Coordinate annotation records:
** begin **

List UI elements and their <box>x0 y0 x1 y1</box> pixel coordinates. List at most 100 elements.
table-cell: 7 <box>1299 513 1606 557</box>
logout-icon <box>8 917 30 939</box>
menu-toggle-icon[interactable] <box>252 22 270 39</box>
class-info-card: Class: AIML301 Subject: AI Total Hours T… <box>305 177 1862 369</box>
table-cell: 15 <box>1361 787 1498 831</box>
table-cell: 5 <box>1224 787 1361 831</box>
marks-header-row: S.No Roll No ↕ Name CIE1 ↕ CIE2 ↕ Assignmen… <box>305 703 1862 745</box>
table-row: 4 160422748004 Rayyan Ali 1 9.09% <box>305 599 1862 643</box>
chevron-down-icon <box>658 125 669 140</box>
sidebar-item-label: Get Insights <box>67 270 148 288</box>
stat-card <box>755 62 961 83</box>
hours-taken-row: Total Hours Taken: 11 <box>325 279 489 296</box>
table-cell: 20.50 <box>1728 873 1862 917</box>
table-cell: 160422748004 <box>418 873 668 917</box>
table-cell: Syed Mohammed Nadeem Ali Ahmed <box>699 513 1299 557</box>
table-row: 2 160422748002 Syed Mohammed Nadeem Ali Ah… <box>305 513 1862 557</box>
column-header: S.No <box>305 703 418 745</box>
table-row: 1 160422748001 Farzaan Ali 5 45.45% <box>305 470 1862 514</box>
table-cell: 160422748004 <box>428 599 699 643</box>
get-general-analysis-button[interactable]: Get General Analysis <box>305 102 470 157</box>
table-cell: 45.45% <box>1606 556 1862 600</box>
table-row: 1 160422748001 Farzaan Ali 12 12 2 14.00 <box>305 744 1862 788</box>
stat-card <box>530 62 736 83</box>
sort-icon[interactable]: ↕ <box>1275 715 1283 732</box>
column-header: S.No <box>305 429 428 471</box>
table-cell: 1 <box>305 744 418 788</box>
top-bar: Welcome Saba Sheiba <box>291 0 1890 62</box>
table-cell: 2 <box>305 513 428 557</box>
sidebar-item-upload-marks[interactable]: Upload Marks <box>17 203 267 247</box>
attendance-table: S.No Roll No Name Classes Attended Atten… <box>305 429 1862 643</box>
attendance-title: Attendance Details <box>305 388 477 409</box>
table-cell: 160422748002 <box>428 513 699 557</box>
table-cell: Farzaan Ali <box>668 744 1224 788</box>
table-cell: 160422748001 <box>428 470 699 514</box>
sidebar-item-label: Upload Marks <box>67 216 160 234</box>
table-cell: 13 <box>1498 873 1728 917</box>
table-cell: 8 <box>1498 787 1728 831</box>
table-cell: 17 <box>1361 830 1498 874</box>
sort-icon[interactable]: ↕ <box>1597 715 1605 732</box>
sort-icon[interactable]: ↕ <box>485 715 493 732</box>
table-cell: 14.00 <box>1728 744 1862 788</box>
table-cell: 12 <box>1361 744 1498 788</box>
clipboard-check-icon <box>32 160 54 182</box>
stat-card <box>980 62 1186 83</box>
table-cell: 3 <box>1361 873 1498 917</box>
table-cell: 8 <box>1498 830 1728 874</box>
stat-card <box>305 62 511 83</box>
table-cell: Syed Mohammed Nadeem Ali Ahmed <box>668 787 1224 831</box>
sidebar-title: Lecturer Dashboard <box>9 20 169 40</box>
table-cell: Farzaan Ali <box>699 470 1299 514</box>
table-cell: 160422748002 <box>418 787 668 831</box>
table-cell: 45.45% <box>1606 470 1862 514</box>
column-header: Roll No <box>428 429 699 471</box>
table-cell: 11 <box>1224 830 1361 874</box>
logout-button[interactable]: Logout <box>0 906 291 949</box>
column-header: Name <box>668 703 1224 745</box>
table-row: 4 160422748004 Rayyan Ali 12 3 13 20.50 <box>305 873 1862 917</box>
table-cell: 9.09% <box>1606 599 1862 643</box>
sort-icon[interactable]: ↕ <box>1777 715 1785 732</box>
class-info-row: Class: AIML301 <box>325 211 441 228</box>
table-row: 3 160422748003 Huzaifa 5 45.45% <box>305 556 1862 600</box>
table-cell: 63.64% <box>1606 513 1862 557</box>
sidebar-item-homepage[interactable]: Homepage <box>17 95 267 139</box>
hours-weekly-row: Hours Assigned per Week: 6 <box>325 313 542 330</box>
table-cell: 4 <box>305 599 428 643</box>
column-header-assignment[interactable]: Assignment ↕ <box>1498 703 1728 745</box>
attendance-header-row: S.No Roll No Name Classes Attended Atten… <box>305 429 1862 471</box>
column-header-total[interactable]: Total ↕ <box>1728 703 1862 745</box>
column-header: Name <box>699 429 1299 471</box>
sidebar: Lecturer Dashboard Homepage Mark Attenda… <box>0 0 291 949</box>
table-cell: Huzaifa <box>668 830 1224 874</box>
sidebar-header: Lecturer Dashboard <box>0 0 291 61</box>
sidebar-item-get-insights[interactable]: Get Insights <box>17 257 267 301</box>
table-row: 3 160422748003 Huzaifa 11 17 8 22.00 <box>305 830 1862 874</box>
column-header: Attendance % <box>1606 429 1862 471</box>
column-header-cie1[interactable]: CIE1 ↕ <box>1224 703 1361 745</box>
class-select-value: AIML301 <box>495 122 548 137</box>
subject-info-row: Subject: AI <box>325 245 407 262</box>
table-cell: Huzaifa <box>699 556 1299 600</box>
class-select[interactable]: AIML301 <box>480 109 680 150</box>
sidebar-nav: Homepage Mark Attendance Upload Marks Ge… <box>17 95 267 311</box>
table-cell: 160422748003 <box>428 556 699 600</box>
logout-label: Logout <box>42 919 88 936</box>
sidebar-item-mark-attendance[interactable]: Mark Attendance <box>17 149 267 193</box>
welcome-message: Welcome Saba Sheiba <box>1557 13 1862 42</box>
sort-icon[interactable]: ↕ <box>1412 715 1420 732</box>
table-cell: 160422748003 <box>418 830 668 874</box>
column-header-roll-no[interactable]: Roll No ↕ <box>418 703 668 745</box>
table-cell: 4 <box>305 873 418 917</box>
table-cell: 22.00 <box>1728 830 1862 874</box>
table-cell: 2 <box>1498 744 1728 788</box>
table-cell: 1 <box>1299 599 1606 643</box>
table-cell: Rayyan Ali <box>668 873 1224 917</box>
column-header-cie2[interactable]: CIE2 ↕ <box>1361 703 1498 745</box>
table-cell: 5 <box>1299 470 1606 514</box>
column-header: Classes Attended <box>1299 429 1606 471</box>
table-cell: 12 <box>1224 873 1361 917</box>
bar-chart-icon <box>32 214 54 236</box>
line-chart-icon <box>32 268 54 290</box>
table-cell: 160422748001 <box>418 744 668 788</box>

** end **

* What is expected
State how many of the lines above contain the string "button", treating case as significant. Reply with the number alone.

* Finished exercise
2